Problem details => Look through the material below for "Output". Copy every line that contains it.
### Recorded data
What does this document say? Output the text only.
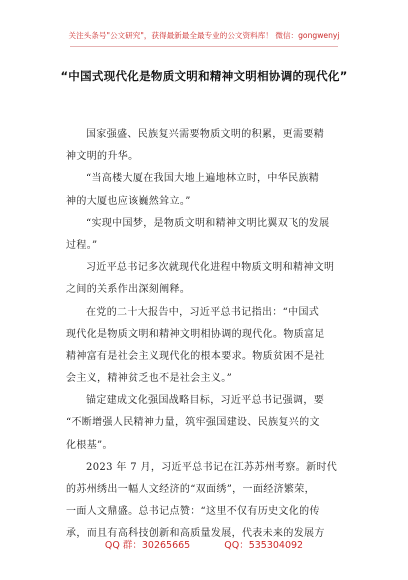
关注头条号"公文研究"，获得最新最全最专业的公文资料库！ 微信：gongwenyj
“中国式现代化是物质文明和精神文明相协调的现代化”
国家强盛、民族复兴需要物质文明的积累，更需要精
神文明的升华。
“当高楼大厦在我国大地上遍地林立时，中华民族精
神的大厦也应该巍然耸立。”
“实现中国梦，是物质文明和精神文明比翼双飞的发展
过程。”
习近平总书记多次就现代化进程中物质文明和精神文明
之间的关系作出深刻阐释。
在党的二十大报告中，习近平总书记指出：“中国式
现代化是物质文明和精神文明相协调的现代化。物质富足
精神富有是社会主义现代化的根本要求。物质贫困不是社
会主义，精神贫乏也不是社会主义。”
锚定建成文化强国战略目标，习近平总书记强调，要
“不断增强人民精神力量，筑牢强国建设、民族复兴的文
化根基”。
2023 年 7 月，习近平总书记在江苏苏州考察。新时代
的苏州绣出一幅人文经济的“双面绣”，一面经济繁荣，
一面人文鼎盛。总书记点赞：“这里不仅有历史文化的传
承，而且有高科技创新和高质量发展，代表未来的发展方
QQ 群：30265665	QQ：535304092
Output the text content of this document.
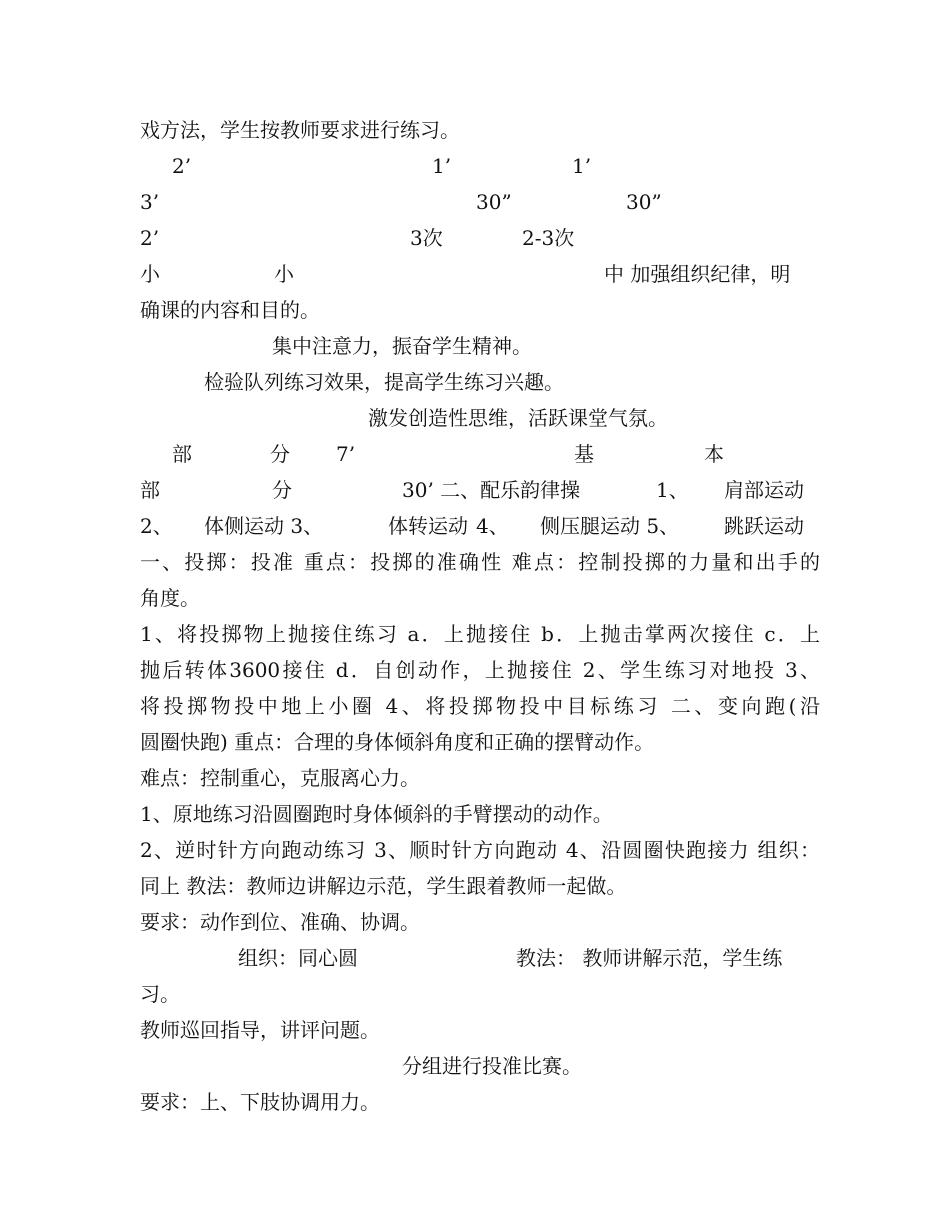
戏方法，学生按教师要求进行练习。
2’	1’	1’
3’	30”	30”
2’	3次	2-3次
小	小	中 加强组织纪律，明
确课的内容和目的。
集中注意力，振奋学生精神。
检验队列练习效果，提高学生练习兴趣。
激发创造性思维，活跃课堂气氛。
部	分 7’	基	本
部	分	30’ 二、配乐韵律操	1、 肩部运动
2、 体侧运动 3、	体转运动 4、 侧压腿运动 5、 跳跃运动
一、投掷：投准 重点：投掷的准确性 难点：控制投掷的力量和出手的
角度。
1、将投掷物上抛接住练习 a．上抛接住 b．上抛击掌两次接住 c．上
抛后转体3600接住 d．自创动作，上抛接住 2、学生练习对地投 3、
将投掷物投中地上小圈 4、将投掷物投中目标练习 二、变向跑(沿
圆圈快跑) 重点：合理的身体倾斜角度和正确的摆臂动作。
难点：控制重心，克服离心力。
1、原地练习沿圆圈跑时身体倾斜的手臂摆动的动作。
2、逆时针方向跑动练习 3、顺时针方向跑动 4、沿圆圈快跑接力 组织：
同上 教法：教师边讲解边示范，学生跟着教师一起做。
要求：动作到位、准确、协调。
组织：同心圆	教法： 教师讲解示范，学生练
习。
教师巡回指导，讲评问题。
分组进行投准比赛。
要求：上、下肢协调用力。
######
The completed task =>
What does this document say? Output the text only.
Output the text content of this document.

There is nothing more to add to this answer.